─── Given records ───
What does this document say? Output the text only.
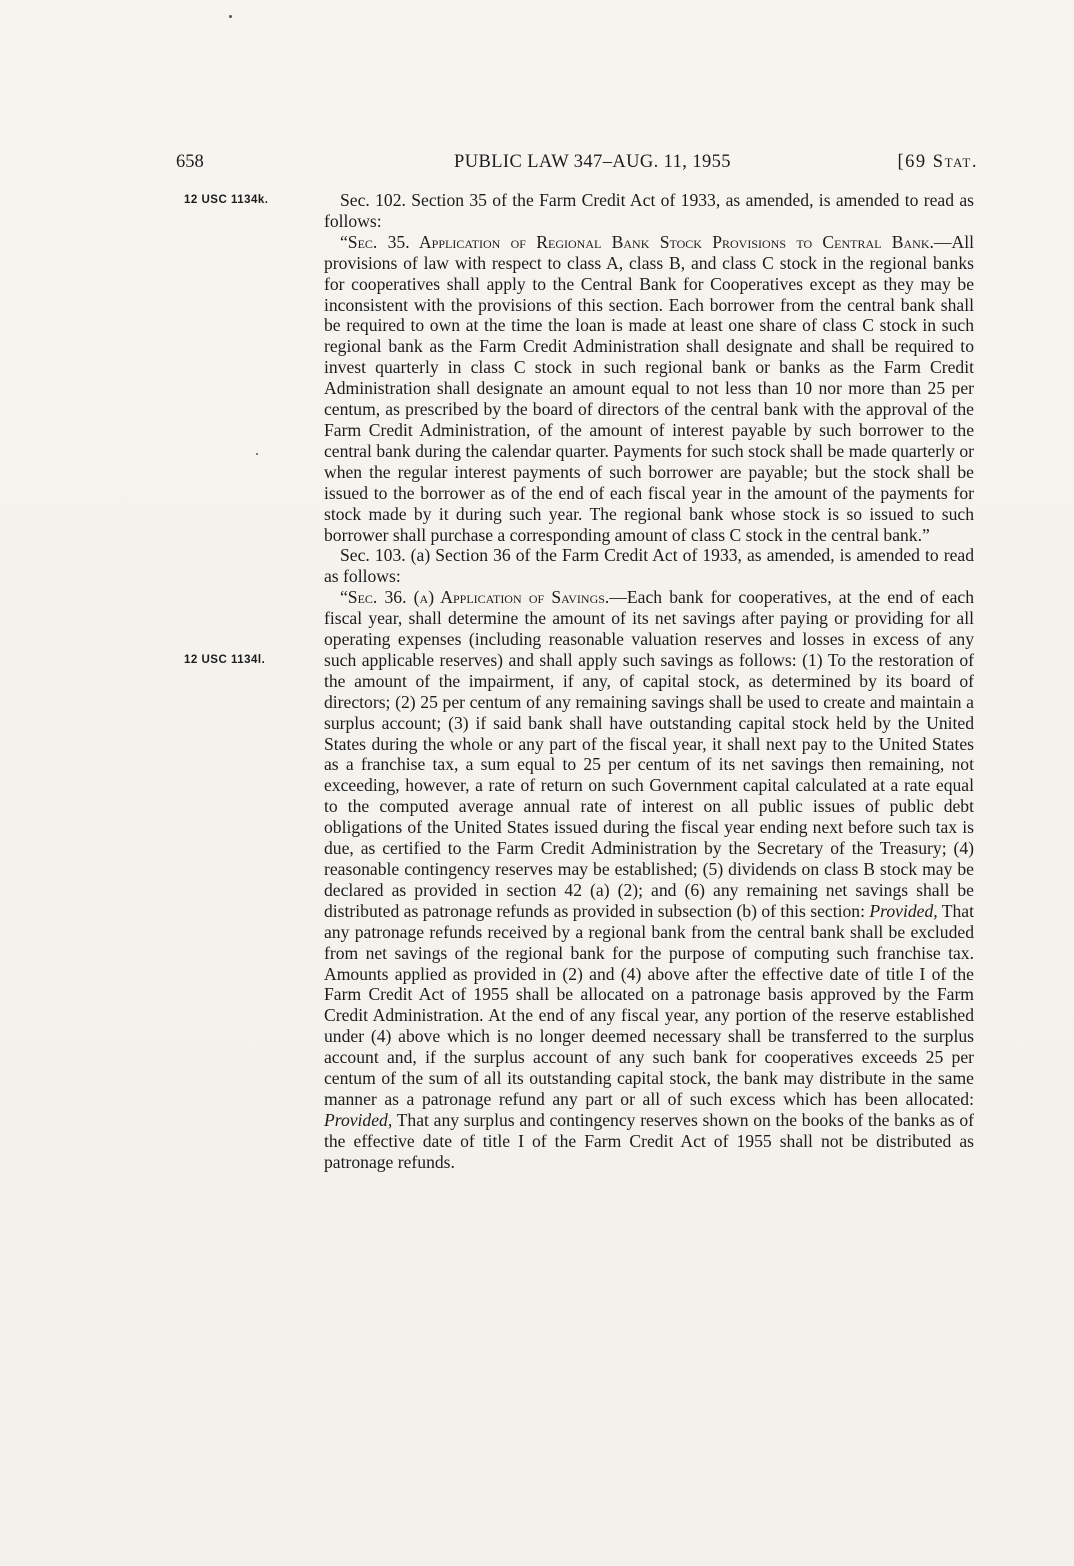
658	PUBLIC LAW 347–AUG. 11, 1955	[69 Stat.
12 USC 1134k.
12 USC 1134l.

Sec. 102. Section 35 of the Farm Credit Act of 1933, as amended, is amended to read as follows:

“Sec. 35. Application of Regional Bank Stock Provisions to Central Bank.—All provisions of law with respect to class A, class B, and class C stock in the regional banks for cooperatives shall apply to the Central Bank for Cooperatives except as they may be inconsistent with the provisions of this section. Each borrower from the central bank shall be required to own at the time the loan is made at least one share of class C stock in such regional bank as the Farm Credit Administration shall designate and shall be required to invest quarterly in class C stock in such regional bank or banks as the Farm Credit Administration shall designate an amount equal to not less than 10 nor more than 25 per centum, as prescribed by the board of directors of the central bank with the approval of the Farm Credit Administration, of the amount of interest payable by such borrower to the central bank during the calendar quarter. Payments for such stock shall be made quarterly or when the regular interest payments of such borrower are payable; but the stock shall be issued to the borrower as of the end of each fiscal year in the amount of the payments for stock made by it during such year. The regional bank whose stock is so issued to such borrower shall purchase a corresponding amount of class C stock in the central bank.”

Sec. 103. (a) Section 36 of the Farm Credit Act of 1933, as amended, is amended to read as follows:

“Sec. 36. (a) Application of Savings.—Each bank for cooperatives, at the end of each fiscal year, shall determine the amount of its net savings after paying or providing for all operating expenses (including reasonable valuation reserves and losses in excess of any such applicable reserves) and shall apply such savings as follows: (1) To the restoration of the amount of the impairment, if any, of capital stock, as determined by its board of directors; (2) 25 per centum of any remaining savings shall be used to create and maintain a surplus account; (3) if said bank shall have outstanding capital stock held by the United States during the whole or any part of the fiscal year, it shall next pay to the United States as a franchise tax, a sum equal to 25 per centum of its net savings then remaining, not exceeding, however, a rate of return on such Government capital calculated at a rate equal to the computed average annual rate of interest on all public issues of public debt obligations of the United States issued during the fiscal year ending next before such tax is due, as certified to the Farm Credit Administration by the Secretary of the Treasury; (4) reasonable contingency reserves may be established; (5) dividends on class B stock may be declared as provided in section 42 (a) (2); and (6) any remaining net savings shall be distributed as patronage refunds as provided in subsection (b) of this section: Provided, That any patronage refunds received by a regional bank from the central bank shall be excluded from net savings of the regional bank for the purpose of computing such franchise tax. Amounts applied as provided in (2) and (4) above after the effective date of title I of the Farm Credit Act of 1955 shall be allocated on a patronage basis approved by the Farm Credit Administration. At the end of any fiscal year, any portion of the reserve established under (4) above which is no longer deemed necessary shall be transferred to the surplus account and, if the surplus account of any such bank for cooperatives exceeds 25 per centum of the sum of all its outstanding capital stock, the bank may distribute in the same manner as a patronage refund any part or all of such excess which has been allocated: Provided, That any surplus and contingency reserves shown on the books of the banks as of the effective date of title I of the Farm Credit Act of 1955 shall not be distributed as patronage refunds.
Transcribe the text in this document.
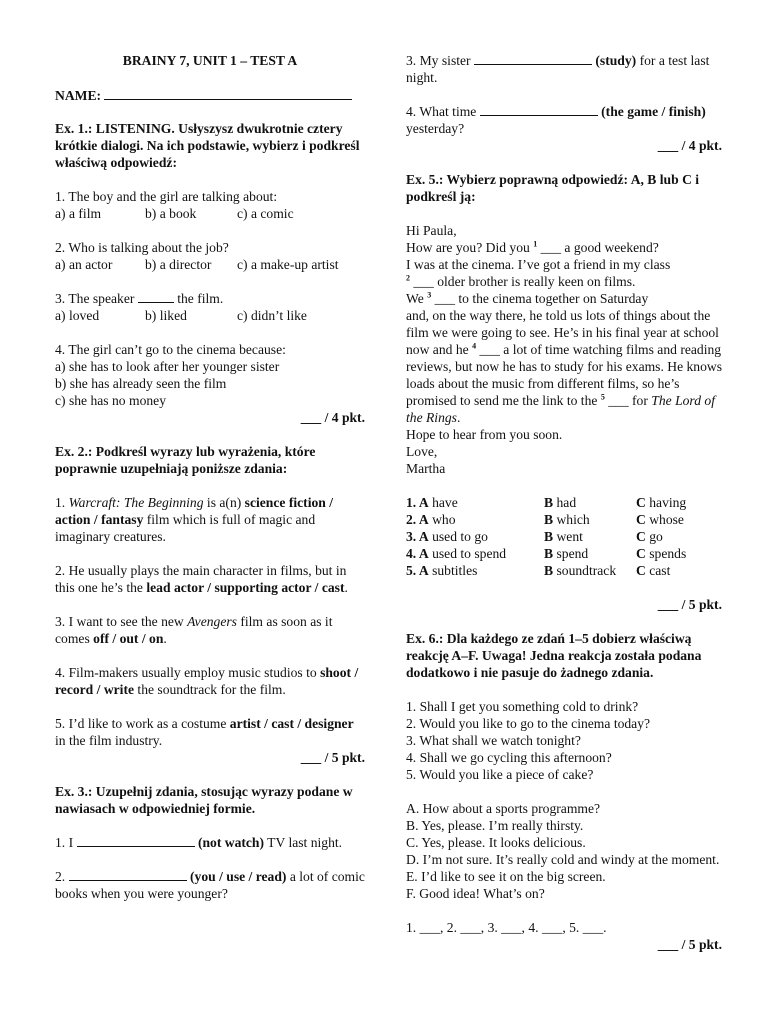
BRAINY 7, UNIT 1 – TEST A

NAME:

Ex. 1.: LISTENING. Usłyszysz dwukrotnie cztery krótkie dialogi. Na ich podstawie, wybierz i podkreśl właściwą odpowiedź:

1. The boy and the girl are talking about:

a) a film	b) a book	c) a comic

2. Who is talking about the job?

a) an actor b) a director c) a make-up artist

3. The speaker	the film.

a) loved	b) liked	c) didn’t like

4. The girl can’t go to the cinema because:

a) she has to look after her younger sister

b) she has already seen the film

c) she has no money

___ / 4 pkt.

Ex. 2.: Podkreśl wyrazy lub wyrażenia, które poprawnie uzupełniają poniższe zdania:

1. Warcraft: The Beginning is a(n) science fiction / action / fantasy film which is full of magic and imaginary creatures.

2. He usually plays the main character in films, but in this one he’s the lead actor / supporting actor / cast.

3. I want to see the new Avengers film as soon as it comes off / out / on.

4. Film-makers usually employ music studios to shoot / record / write the soundtrack for the film.

5. I’d like to work as a costume artist / cast / designer in the film industry.

___ / 5 pkt.

Ex. 3.: Uzupełnij zdania, stosując wyrazy podane w nawiasach w odpowiedniej formie.

1. I	(not watch) TV last night.

2.	(you / use / read) a lot of comic books when you were younger?

3. My sister	(study) for a test last night.

4. What time	(the game / finish) yesterday?

___ / 4 pkt.

Ex. 5.: Wybierz poprawną odpowiedź: A, B lub C i podkreśl ją:

Hi Paula,

How are you? Did you $^1$ ___ a good weekend?

I was at the cinema. I’ve got a friend in my class

$^2$ ___ older brother is really keen on films.

We $^3$ ___ to the cinema together on Saturday

and, on the way there, he told us lots of things about the film we were going to see. He’s in his final year at school now and he $^4$ ___ a lot of time watching films and reading reviews, but now he has to study for his exams. He knows loads about the music from different films, so he’s promised to send me the link to the $^5$ ___ for The Lord of the Rings.

Hope to hear from you soon.

Love,

Martha

1. A have	B had	C having
2. A who	B which	C whose
3. A used to go	B went	C go
4. A used to spend	B spend	C spends
5. A subtitles	B soundtrack	C cast

___ / 5 pkt.

Ex. 6.: Dla każdego ze zdań 1–5 dobierz właściwą reakcję A–F. Uwaga! Jedna reakcja została podana dodatkowo i nie pasuje do żadnego zdania.

1. Shall I get you something cold to drink?

2. Would you like to go to the cinema today?

3. What shall we watch tonight?

4. Shall we go cycling this afternoon?

5. Would you like a piece of cake?

A. How about a sports programme?

B. Yes, please. I’m really thirsty.

C. Yes, please. It looks delicious.

D. I’m not sure. It’s really cold and windy at the moment.

E. I’d like to see it on the big screen.

F. Good idea! What’s on?

1. ___, 2. ___, 3. ___, 4. ___, 5. ___.

___ / 5 pkt.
───
Your instructions:
Restate each entry word for word, please, but drop any images it holds.

Task response:
What does this document say? Output the text only.
658	PUBLIC LAW 347–AUG. 11, 1955	[69 Stat.
12 USC 1134k.
12 USC 1134l.

Sec. 102. Section 35 of the Farm Credit Act of 1933, as amended, is amended to read as follows:

“Sec. 35. Application of Regional Bank Stock Provisions to Central Bank.—All provisions of law with respect to class A, class B, and class C stock in the regional banks for cooperatives shall apply to the Central Bank for Cooperatives except as they may be inconsistent with the provisions of this section. Each borrower from the central bank shall be required to own at the time the loan is made at least one share of class C stock in such regional bank as the Farm Credit Administration shall designate and shall be required to invest quarterly in class C stock in such regional bank or banks as the Farm Credit Administration shall designate an amount equal to not less than 10 nor more than 25 per centum, as prescribed by the board of directors of the central bank with the approval of the Farm Credit Administration, of the amount of interest payable by such borrower to the central bank during the calendar quarter. Payments for such stock shall be made quarterly or when the regular interest payments of such borrower are payable; but the stock shall be issued to the borrower as of the end of each fiscal year in the amount of the payments for stock made by it during such year. The regional bank whose stock is so issued to such borrower shall purchase a corresponding amount of class C stock in the central bank.”

Sec. 103. (a) Section 36 of the Farm Credit Act of 1933, as amended, is amended to read as follows:

“Sec. 36. (a) Application of Savings.—Each bank for cooperatives, at the end of each fiscal year, shall determine the amount of its net savings after paying or providing for all operating expenses (including reasonable valuation reserves and losses in excess of any such applicable reserves) and shall apply such savings as follows: (1) To the restoration of the amount of the impairment, if any, of capital stock, as determined by its board of directors; (2) 25 per centum of any remaining savings shall be used to create and maintain a surplus account; (3) if said bank shall have outstanding capital stock held by the United States during the whole or any part of the fiscal year, it shall next pay to the United States as a franchise tax, a sum equal to 25 per centum of its net savings then remaining, not exceeding, however, a rate of return on such Government capital calculated at a rate equal to the computed average annual rate of interest on all public issues of public debt obligations of the United States issued during the fiscal year ending next before such tax is due, as certified to the Farm Credit Administration by the Secretary of the Treasury; (4) reasonable contingency reserves may be established; (5) dividends on class B stock may be declared as provided in section 42 (a) (2); and (6) any remaining net savings shall be distributed as patronage refunds as provided in subsection (b) of this section: Provided, That any patronage refunds received by a regional bank from the central bank shall be excluded from net savings of the regional bank for the purpose of computing such franchise tax. Amounts applied as provided in (2) and (4) above after the effective date of title I of the Farm Credit Act of 1955 shall be allocated on a patronage basis approved by the Farm Credit Administration. At the end of any fiscal year, any portion of the reserve established under (4) above which is no longer deemed necessary shall be transferred to the surplus account and, if the surplus account of any such bank for cooperatives exceeds 25 per centum of the sum of all its outstanding capital stock, the bank may distribute in the same manner as a patronage refund any part or all of such excess which has been allocated: Provided, That any surplus and contingency reserves shown on the books of the banks as of the effective date of title I of the Farm Credit Act of 1955 shall not be distributed as patronage refunds.
Transcribe the text in this document.
BRAINY 7, UNIT 1 – TEST A

NAME:

Ex. 1.: LISTENING. Usłyszysz dwukrotnie cztery krótkie dialogi. Na ich podstawie, wybierz i podkreśl właściwą odpowiedź:

1. The boy and the girl are talking about:

a) a film	b) a book	c) a comic

2. Who is talking about the job?

a) an actor b) a director c) a make-up artist

3. The speaker	the film.

a) loved	b) liked	c) didn’t like

4. The girl can’t go to the cinema because:

a) she has to look after her younger sister

b) she has already seen the film

c) she has no money

___ / 4 pkt.

Ex. 2.: Podkreśl wyrazy lub wyrażenia, które poprawnie uzupełniają poniższe zdania:

1. Warcraft: The Beginning is a(n) science fiction / action / fantasy film which is full of magic and imaginary creatures.

2. He usually plays the main character in films, but in this one he’s the lead actor / supporting actor / cast.

3. I want to see the new Avengers film as soon as it comes off / out / on.

4. Film-makers usually employ music studios to shoot / record / write the soundtrack for the film.

5. I’d like to work as a costume artist / cast / designer in the film industry.

___ / 5 pkt.

Ex. 3.: Uzupełnij zdania, stosując wyrazy podane w nawiasach w odpowiedniej formie.

1. I	(not watch) TV last night.

2.	(you / use / read) a lot of comic books when you were younger?

3. My sister	(study) for a test last night.

4. What time	(the game / finish) yesterday?

___ / 4 pkt.

Ex. 5.: Wybierz poprawną odpowiedź: A, B lub C i podkreśl ją:

Hi Paula,

How are you? Did you $^1$ ___ a good weekend?

I was at the cinema. I’ve got a friend in my class

$^2$ ___ older brother is really keen on films.

We $^3$ ___ to the cinema together on Saturday

and, on the way there, he told us lots of things about the film we were going to see. He’s in his final year at school now and he $^4$ ___ a lot of time watching films and reading reviews, but now he has to study for his exams. He knows loads about the music from different films, so he’s promised to send me the link to the $^5$ ___ for The Lord of the Rings.

Hope to hear from you soon.

Love,

Martha

1. A have	B had	C having
2. A who	B which	C whose
3. A used to go	B went	C go
4. A used to spend	B spend	C spends
5. A subtitles	B soundtrack	C cast

___ / 5 pkt.

Ex. 6.: Dla każdego ze zdań 1–5 dobierz właściwą reakcję A–F. Uwaga! Jedna reakcja została podana dodatkowo i nie pasuje do żadnego zdania.

1. Shall I get you something cold to drink?

2. Would you like to go to the cinema today?

3. What shall we watch tonight?

4. Shall we go cycling this afternoon?

5. Would you like a piece of cake?

A. How about a sports programme?

B. Yes, please. I’m really thirsty.

C. Yes, please. It looks delicious.

D. I’m not sure. It’s really cold and windy at the moment.

E. I’d like to see it on the big screen.

F. Good idea! What’s on?

1. ___, 2. ___, 3. ___, 4. ___, 5. ___.

___ / 5 pkt.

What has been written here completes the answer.